→ **WHAT IS REQUIRED**: Print the records below word for word, but leave out the pictures.

→ **INFORMATION SUPPLIED**:
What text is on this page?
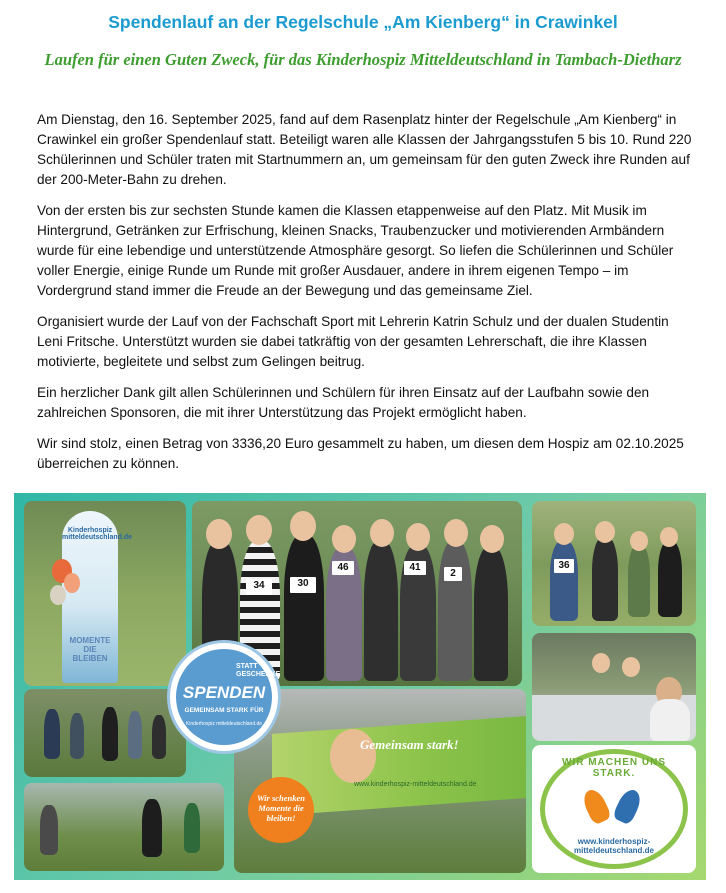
Spendenlauf an der Regelschule „Am Kienberg“ in Crawinkel
Laufen für einen Guten Zweck, für das Kinderhospiz Mitteldeutschland in Tambach-Dietharz

Am Dienstag, den 16. September 2025, fand auf dem Rasenplatz hinter der Regelschule „Am Kienberg“ in Crawinkel ein großer Spendenlauf statt. Beteiligt waren alle Klassen der Jahrgangsstufen 5 bis 10. Rund 220 Schülerinnen und Schüler traten mit Startnummern an, um gemeinsam für den guten Zweck ihre Runden auf der 200-Meter-Bahn zu drehen.

Von der ersten bis zur sechsten Stunde kamen die Klassen etappenweise auf den Platz. Mit Musik im Hintergrund, Getränken zur Erfrischung, kleinen Snacks, Traubenzucker und motivierenden Armbändern wurde für eine lebendige und unterstützende Atmosphäre gesorgt. So liefen die Schülerinnen und Schüler voller Energie, einige Runde um Runde mit großer Ausdauer, andere in ihrem eigenen Tempo – im Vordergrund stand immer die Freude an der Bewegung und das gemeinsame Ziel.

Organisiert wurde der Lauf von der Fachschaft Sport mit Lehrerin Katrin Schulz und der dualen Studentin Leni Fritsche. Unterstützt wurden sie dabei tatkräftig von der gesamten Lehrerschaft, die ihre Klassen motivierte, begleitete und selbst zum Gelingen beitrug.

Ein herzlicher Dank gilt allen Schülerinnen und Schülern für ihren Einsatz auf der Laufbahn sowie den zahlreichen Sponsoren, die mit ihrer Unterstützung das Projekt ermöglicht haben.

Wir sind stolz, einen Betrag von 3336,20 Euro gesammelt zu haben, um diesen dem Hospiz am 02.10.2025 überreichen zu können.

Kinderhospiz mitteldeutschland.de
MOMENTE DIE BLEIBEN
34	30
46	41
2
36
Gemeinsam stark!
www.kinderhospiz-mitteldeutschland.de
Wir schenken Momente die bleiben!
WIR MACHEN UNS STARK.
www.kinderhospiz-mitteldeutschland.de
STATT GESCHENKE
SPENDEN
GEMEINSAM STARK FÜR
Kinderhospiz mitteldeutschland.de
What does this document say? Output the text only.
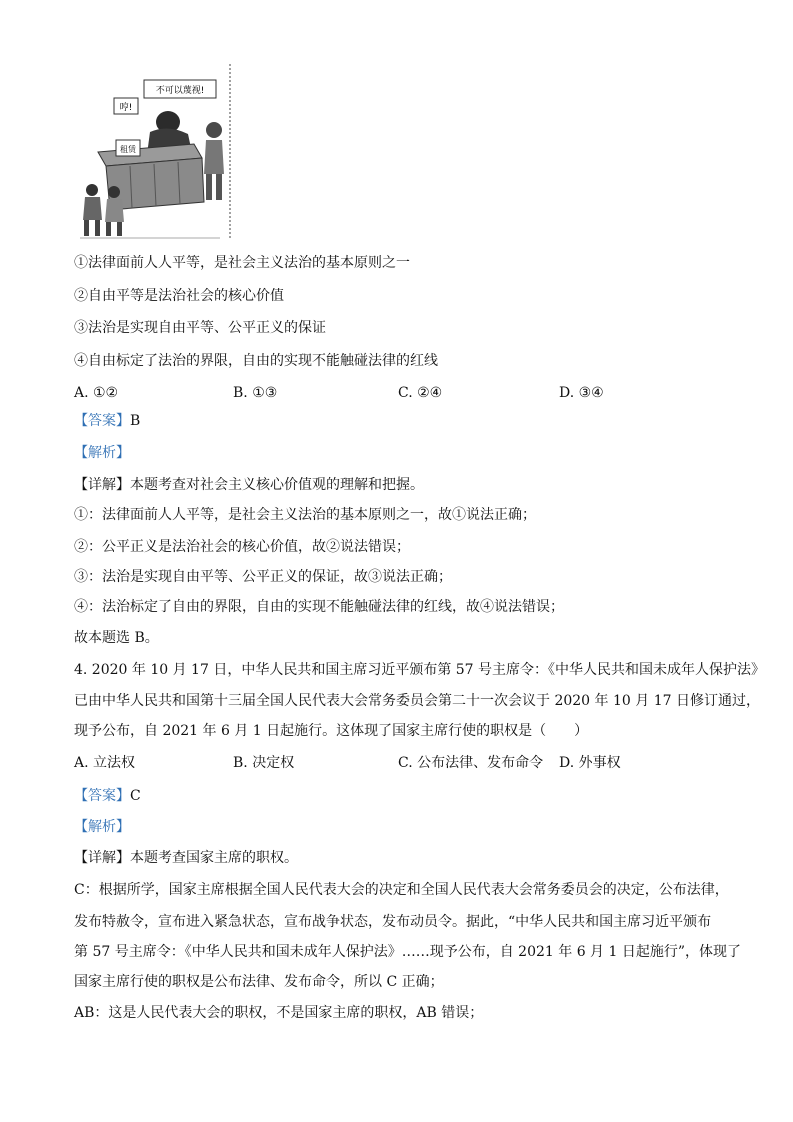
不可以蔑视!
哼!
租赁
①法律面前人人平等，是社会主义法治的基本原则之一
②自由平等是法治社会的核心价值
③法治是实现自由平等、公平正义的保证
④自由标定了法治的界限，自由的实现不能触碰法律的红线
A. ①②	B. ①③	C. ②④	D. ③④
【答案】B
【解析】
【详解】本题考查对社会主义核心价值观的理解和把握。
①：法律面前人人平等，是社会主义法治的基本原则之一，故①说法正确；
②：公平正义是法治社会的核心价值，故②说法错误；
③：法治是实现自由平等、公平正义的保证，故③说法正确；
④：法治标定了自由的界限，自由的实现不能触碰法律的红线，故④说法错误；
故本题选 B。
4. 2020 年 10 月 17 日，中华人民共和国主席习近平颁布第 57 号主席令：《中华人民共和国未成年人保护法》
已由中华人民共和国第十三届全国人民代表大会常务委员会第二十一次会议于 2020 年 10 月 17 日修订通过，
现予公布，自 2021 年 6 月 1 日起施行。这体现了国家主席行使的职权是（　　）
A. 立法权	B. 决定权	C. 公布法律、发布命令 D. 外事权
【答案】C
【解析】
【详解】本题考查国家主席的职权。
C：根据所学，国家主席根据全国人民代表大会的决定和全国人民代表大会常务委员会的决定，公布法律，
发布特赦令，宣布进入紧急状态，宣布战争状态，发布动员令。据此，“中华人民共和国主席习近平颁布
第 57 号主席令：《中华人民共和国未成年人保护法》……现予公布，自 2021 年 6 月 1 日起施行”，体现了
国家主席行使的职权是公布法律、发布命令，所以 C 正确；
AB：这是人民代表大会的职权，不是国家主席的职权，AB 错误；
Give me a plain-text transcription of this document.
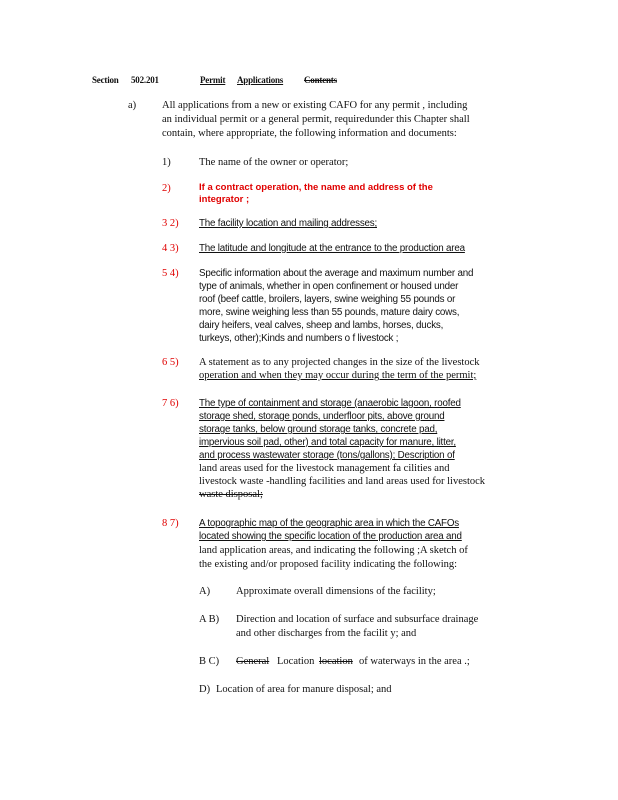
Section 502.201	Permit Applications Contents
a) All applications from a new or existing CAFO for any permit , including
an individual permit or a general permit, requiredunder this Chapter shall
contain, where appropriate, the following information and documents:
1)	The name of the owner or operator;
2)	If a contract operation, the name and address of the
integrator ;
3 2) The facility location and mailing addresses;
4 3) The latitude and longitude at the entrance to the production area
5 4) Specific information about the average and maximum number and
type of animals, whether in open confinement or housed under
roof (beef cattle, broilers, layers, swine weighing 55 pounds or
more, swine weighing less than 55 pounds, mature dairy cows,
dairy heifers, veal calves, sheep and lambs, horses, ducks,
turkeys, other);Kinds and numbers o f livestock ;
6 5) A statement as to any projected changes in the size of the livestock
operation and when they may occur during the term of the permit;
7 6) The type of containment and storage (anaerobic lagoon, roofed
storage shed, storage ponds, underfloor pits, above ground
storage tanks, below ground storage tanks, concrete pad,
impervious soil pad, other) and total capacity for manure, litter,
and process wastewater storage (tons/gallons); Description of
land areas used for the livestock management fa cilities and
livestock waste -handling facilities and land areas used for livestock
waste disposal;
8 7) A topographic map of the geographic area in which the CAFOs
located showing the specific location of the production area and
land application areas, and indicating the following ;A sketch of
the existing and/or proposed facility indicating the following:
A) Approximate overall dimensions of the facility;
A B) Direction and location of surface and subsurface drainage
and other discharges from the facilit y; and
B C) General Location location of waterways in the area .;
D) Location of area for manure disposal; and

→ **ANSWER TO THE EXERCISE**:
What text is on this page?
Spendenlauf an der Regelschule „Am Kienberg“ in Crawinkel
Laufen für einen Guten Zweck, für das Kinderhospiz Mitteldeutschland in Tambach-Dietharz

Am Dienstag, den 16. September 2025, fand auf dem Rasenplatz hinter der Regelschule „Am Kienberg“ in Crawinkel ein großer Spendenlauf statt. Beteiligt waren alle Klassen der Jahrgangsstufen 5 bis 10. Rund 220 Schülerinnen und Schüler traten mit Startnummern an, um gemeinsam für den guten Zweck ihre Runden auf der 200-Meter-Bahn zu drehen.

Von der ersten bis zur sechsten Stunde kamen die Klassen etappenweise auf den Platz. Mit Musik im Hintergrund, Getränken zur Erfrischung, kleinen Snacks, Traubenzucker und motivierenden Armbändern wurde für eine lebendige und unterstützende Atmosphäre gesorgt. So liefen die Schülerinnen und Schüler voller Energie, einige Runde um Runde mit großer Ausdauer, andere in ihrem eigenen Tempo – im Vordergrund stand immer die Freude an der Bewegung und das gemeinsame Ziel.

Organisiert wurde der Lauf von der Fachschaft Sport mit Lehrerin Katrin Schulz und der dualen Studentin Leni Fritsche. Unterstützt wurden sie dabei tatkräftig von der gesamten Lehrerschaft, die ihre Klassen motivierte, begleitete und selbst zum Gelingen beitrug.

Ein herzlicher Dank gilt allen Schülerinnen und Schülern für ihren Einsatz auf der Laufbahn sowie den zahlreichen Sponsoren, die mit ihrer Unterstützung das Projekt ermöglicht haben.

Wir sind stolz, einen Betrag von 3336,20 Euro gesammelt zu haben, um diesen dem Hospiz am 02.10.2025 überreichen zu können.

Kinderhospiz mitteldeutschland.de
MOMENTE DIE BLEIBEN
34	30
46	41
2
36
Gemeinsam stark!
www.kinderhospiz-mitteldeutschland.de
Wir schenken Momente die bleiben!
WIR MACHEN UNS STARK.
www.kinderhospiz-mitteldeutschland.de
STATT GESCHENKE
SPENDEN
GEMEINSAM STARK FÜR
Kinderhospiz mitteldeutschland.de
What does this document say? Output the text only.
不可以蔑视!
哼!
租赁
①法律面前人人平等，是社会主义法治的基本原则之一
②自由平等是法治社会的核心价值
③法治是实现自由平等、公平正义的保证
④自由标定了法治的界限，自由的实现不能触碰法律的红线
A. ①②	B. ①③	C. ②④	D. ③④
【答案】B
【解析】
【详解】本题考查对社会主义核心价值观的理解和把握。
①：法律面前人人平等，是社会主义法治的基本原则之一，故①说法正确；
②：公平正义是法治社会的核心价值，故②说法错误；
③：法治是实现自由平等、公平正义的保证，故③说法正确；
④：法治标定了自由的界限，自由的实现不能触碰法律的红线，故④说法错误；
故本题选 B。
4. 2020 年 10 月 17 日，中华人民共和国主席习近平颁布第 57 号主席令：《中华人民共和国未成年人保护法》
已由中华人民共和国第十三届全国人民代表大会常务委员会第二十一次会议于 2020 年 10 月 17 日修订通过，
现予公布，自 2021 年 6 月 1 日起施行。这体现了国家主席行使的职权是（　　）
A. 立法权	B. 决定权	C. 公布法律、发布命令 D. 外事权
【答案】C
【解析】
【详解】本题考查国家主席的职权。
C：根据所学，国家主席根据全国人民代表大会的决定和全国人民代表大会常务委员会的决定，公布法律，
发布特赦令，宣布进入紧急状态，宣布战争状态，发布动员令。据此，“中华人民共和国主席习近平颁布
第 57 号主席令：《中华人民共和国未成年人保护法》……现予公布，自 2021 年 6 月 1 日起施行”，体现了
国家主席行使的职权是公布法律、发布命令，所以 C 正确；
AB：这是人民代表大会的职权，不是国家主席的职权，AB 错误；
Give me a plain-text transcription of this document.
Section 502.201	Permit Applications Contents
a) All applications from a new or existing CAFO for any permit , including
an individual permit or a general permit, requiredunder this Chapter shall
contain, where appropriate, the following information and documents:
1)	The name of the owner or operator;
2)	If a contract operation, the name and address of the
integrator ;
3 2) The facility location and mailing addresses;
4 3) The latitude and longitude at the entrance to the production area
5 4) Specific information about the average and maximum number and
type of animals, whether in open confinement or housed under
roof (beef cattle, broilers, layers, swine weighing 55 pounds or
more, swine weighing less than 55 pounds, mature dairy cows,
dairy heifers, veal calves, sheep and lambs, horses, ducks,
turkeys, other);Kinds and numbers o f livestock ;
6 5) A statement as to any projected changes in the size of the livestock
operation and when they may occur during the term of the permit;
7 6) The type of containment and storage (anaerobic lagoon, roofed
storage shed, storage ponds, underfloor pits, above ground
storage tanks, below ground storage tanks, concrete pad,
impervious soil pad, other) and total capacity for manure, litter,
and process wastewater storage (tons/gallons); Description of
land areas used for the livestock management fa cilities and
livestock waste -handling facilities and land areas used for livestock
waste disposal;
8 7) A topographic map of the geographic area in which the CAFOs
located showing the specific location of the production area and
land application areas, and indicating the following ;A sketch of
the existing and/or proposed facility indicating the following:
A) Approximate overall dimensions of the facility;
A B) Direction and location of surface and subsurface drainage
and other discharges from the facilit y; and
B C) General Location location of waterways in the area .;
D) Location of area for manure disposal; and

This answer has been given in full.